- [SET PROBLEM] Write out every line below that includes the word "placeholder".

=== DATASET EXCERPTS ===

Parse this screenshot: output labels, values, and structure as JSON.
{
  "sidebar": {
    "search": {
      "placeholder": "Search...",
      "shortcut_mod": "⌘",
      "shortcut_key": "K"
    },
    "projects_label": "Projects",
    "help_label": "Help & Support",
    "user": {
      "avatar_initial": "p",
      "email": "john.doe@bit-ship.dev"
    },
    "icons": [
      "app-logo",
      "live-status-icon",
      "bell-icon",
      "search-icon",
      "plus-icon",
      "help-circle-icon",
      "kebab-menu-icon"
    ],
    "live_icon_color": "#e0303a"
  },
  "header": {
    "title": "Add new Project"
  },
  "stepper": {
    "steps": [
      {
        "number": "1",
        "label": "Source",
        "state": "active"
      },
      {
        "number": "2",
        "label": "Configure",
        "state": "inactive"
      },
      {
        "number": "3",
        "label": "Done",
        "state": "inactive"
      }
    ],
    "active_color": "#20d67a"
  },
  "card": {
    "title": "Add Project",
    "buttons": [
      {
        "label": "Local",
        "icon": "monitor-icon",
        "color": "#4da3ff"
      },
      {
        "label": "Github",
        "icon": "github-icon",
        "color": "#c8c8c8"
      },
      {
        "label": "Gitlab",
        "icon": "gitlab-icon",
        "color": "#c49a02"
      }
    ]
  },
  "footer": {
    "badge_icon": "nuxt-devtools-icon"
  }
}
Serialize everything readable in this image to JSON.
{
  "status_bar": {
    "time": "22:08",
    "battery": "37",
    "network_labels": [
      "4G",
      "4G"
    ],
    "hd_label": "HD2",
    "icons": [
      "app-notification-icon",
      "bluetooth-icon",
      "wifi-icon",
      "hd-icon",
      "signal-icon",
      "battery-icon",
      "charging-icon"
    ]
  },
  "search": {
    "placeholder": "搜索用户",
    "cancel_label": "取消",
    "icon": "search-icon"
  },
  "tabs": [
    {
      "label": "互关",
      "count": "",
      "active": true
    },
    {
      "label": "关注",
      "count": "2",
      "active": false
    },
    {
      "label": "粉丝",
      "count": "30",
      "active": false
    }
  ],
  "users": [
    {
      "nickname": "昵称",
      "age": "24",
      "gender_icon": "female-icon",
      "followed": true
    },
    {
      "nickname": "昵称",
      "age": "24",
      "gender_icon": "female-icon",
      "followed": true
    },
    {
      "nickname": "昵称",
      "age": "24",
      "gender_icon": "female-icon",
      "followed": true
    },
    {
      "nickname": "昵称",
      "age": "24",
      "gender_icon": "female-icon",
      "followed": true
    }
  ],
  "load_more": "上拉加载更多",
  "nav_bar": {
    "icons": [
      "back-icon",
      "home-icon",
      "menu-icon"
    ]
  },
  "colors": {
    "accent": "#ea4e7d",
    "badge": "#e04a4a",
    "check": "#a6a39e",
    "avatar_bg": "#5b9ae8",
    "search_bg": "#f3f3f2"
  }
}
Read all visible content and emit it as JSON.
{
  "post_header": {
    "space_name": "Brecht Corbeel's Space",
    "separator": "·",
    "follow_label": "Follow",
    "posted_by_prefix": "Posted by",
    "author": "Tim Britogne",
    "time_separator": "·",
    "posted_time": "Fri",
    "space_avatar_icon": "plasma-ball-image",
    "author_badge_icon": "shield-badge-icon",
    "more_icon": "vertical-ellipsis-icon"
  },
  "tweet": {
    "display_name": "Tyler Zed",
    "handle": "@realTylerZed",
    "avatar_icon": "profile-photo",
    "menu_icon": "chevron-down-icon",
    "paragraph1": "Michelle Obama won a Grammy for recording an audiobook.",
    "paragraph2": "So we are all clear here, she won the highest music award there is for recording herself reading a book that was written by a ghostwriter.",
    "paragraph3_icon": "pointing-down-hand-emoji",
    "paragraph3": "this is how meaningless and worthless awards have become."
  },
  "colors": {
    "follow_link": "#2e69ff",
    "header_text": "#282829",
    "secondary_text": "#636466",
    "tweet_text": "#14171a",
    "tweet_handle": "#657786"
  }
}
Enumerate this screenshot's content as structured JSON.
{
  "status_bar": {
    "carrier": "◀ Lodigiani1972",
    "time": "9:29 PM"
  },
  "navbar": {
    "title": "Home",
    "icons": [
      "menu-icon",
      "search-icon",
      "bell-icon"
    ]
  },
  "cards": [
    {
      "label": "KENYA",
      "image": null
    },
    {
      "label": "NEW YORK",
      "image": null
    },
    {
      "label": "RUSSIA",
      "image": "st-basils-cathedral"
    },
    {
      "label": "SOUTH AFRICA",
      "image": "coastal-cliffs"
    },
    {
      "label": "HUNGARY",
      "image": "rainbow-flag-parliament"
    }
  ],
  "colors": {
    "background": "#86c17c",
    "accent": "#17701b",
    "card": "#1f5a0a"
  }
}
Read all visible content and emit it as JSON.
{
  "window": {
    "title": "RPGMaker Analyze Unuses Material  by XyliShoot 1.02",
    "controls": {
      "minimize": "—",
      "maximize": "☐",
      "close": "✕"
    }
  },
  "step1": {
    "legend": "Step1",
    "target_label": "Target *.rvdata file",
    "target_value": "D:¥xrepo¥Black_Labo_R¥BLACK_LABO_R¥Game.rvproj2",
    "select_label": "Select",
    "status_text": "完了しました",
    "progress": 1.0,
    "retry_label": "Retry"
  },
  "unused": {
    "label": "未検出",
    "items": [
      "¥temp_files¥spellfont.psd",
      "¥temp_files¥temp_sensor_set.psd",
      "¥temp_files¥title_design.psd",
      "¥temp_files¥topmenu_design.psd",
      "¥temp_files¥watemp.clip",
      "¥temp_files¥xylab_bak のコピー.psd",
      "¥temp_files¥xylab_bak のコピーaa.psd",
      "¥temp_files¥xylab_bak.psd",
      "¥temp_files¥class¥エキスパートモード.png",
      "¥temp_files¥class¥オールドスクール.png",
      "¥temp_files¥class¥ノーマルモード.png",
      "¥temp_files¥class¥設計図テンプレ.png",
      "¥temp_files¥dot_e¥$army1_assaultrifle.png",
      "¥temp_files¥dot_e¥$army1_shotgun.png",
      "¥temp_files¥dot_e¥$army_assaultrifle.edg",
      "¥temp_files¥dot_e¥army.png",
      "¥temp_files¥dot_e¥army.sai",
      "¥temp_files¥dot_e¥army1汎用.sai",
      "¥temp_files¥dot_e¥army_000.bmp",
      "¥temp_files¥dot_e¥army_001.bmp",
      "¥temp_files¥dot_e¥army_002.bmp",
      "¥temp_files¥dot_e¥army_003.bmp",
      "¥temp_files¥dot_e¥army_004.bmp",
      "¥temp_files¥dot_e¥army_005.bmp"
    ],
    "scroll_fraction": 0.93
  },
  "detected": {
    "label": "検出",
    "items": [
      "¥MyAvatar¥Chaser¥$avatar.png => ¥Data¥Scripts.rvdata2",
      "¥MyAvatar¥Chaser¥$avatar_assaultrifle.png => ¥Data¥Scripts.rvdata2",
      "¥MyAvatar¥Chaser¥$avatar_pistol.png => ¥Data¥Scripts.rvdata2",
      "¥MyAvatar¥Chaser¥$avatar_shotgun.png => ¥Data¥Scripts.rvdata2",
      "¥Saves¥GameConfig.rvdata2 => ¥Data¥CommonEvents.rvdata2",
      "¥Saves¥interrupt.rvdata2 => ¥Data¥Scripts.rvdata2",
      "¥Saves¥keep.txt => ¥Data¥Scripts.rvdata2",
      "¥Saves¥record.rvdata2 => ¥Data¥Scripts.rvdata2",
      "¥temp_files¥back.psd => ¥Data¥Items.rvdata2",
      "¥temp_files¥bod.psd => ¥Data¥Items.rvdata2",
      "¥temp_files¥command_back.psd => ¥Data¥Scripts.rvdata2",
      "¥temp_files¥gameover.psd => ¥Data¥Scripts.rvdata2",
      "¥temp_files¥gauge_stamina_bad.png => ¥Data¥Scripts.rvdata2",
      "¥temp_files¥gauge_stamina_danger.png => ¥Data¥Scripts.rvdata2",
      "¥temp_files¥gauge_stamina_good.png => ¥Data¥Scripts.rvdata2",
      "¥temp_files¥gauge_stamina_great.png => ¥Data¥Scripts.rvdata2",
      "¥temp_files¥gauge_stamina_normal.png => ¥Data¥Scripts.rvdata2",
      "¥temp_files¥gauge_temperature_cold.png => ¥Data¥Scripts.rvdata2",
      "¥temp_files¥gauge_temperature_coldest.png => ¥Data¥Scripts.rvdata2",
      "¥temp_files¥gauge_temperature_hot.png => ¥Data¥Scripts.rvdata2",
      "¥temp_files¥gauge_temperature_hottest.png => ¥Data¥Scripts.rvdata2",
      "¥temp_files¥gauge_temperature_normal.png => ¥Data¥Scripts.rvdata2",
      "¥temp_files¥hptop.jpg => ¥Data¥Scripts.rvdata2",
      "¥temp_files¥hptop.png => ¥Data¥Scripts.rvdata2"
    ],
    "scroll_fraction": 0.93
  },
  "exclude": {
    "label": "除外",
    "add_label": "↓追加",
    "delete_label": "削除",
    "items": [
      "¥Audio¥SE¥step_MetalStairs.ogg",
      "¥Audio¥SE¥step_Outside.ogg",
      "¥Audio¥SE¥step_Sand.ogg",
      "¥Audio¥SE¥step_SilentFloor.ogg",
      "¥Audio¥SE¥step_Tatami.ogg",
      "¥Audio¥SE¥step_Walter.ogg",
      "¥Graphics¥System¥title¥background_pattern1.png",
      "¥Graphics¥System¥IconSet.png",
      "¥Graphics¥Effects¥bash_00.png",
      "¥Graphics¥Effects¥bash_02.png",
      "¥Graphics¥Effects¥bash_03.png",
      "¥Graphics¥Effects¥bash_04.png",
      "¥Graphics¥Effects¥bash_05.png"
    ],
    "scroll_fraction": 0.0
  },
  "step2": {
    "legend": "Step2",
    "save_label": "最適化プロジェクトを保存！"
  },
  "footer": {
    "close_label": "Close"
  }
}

===

- [CORRECT ANSWER]
      "placeholder": "Search...",
    "placeholder": "搜索用户",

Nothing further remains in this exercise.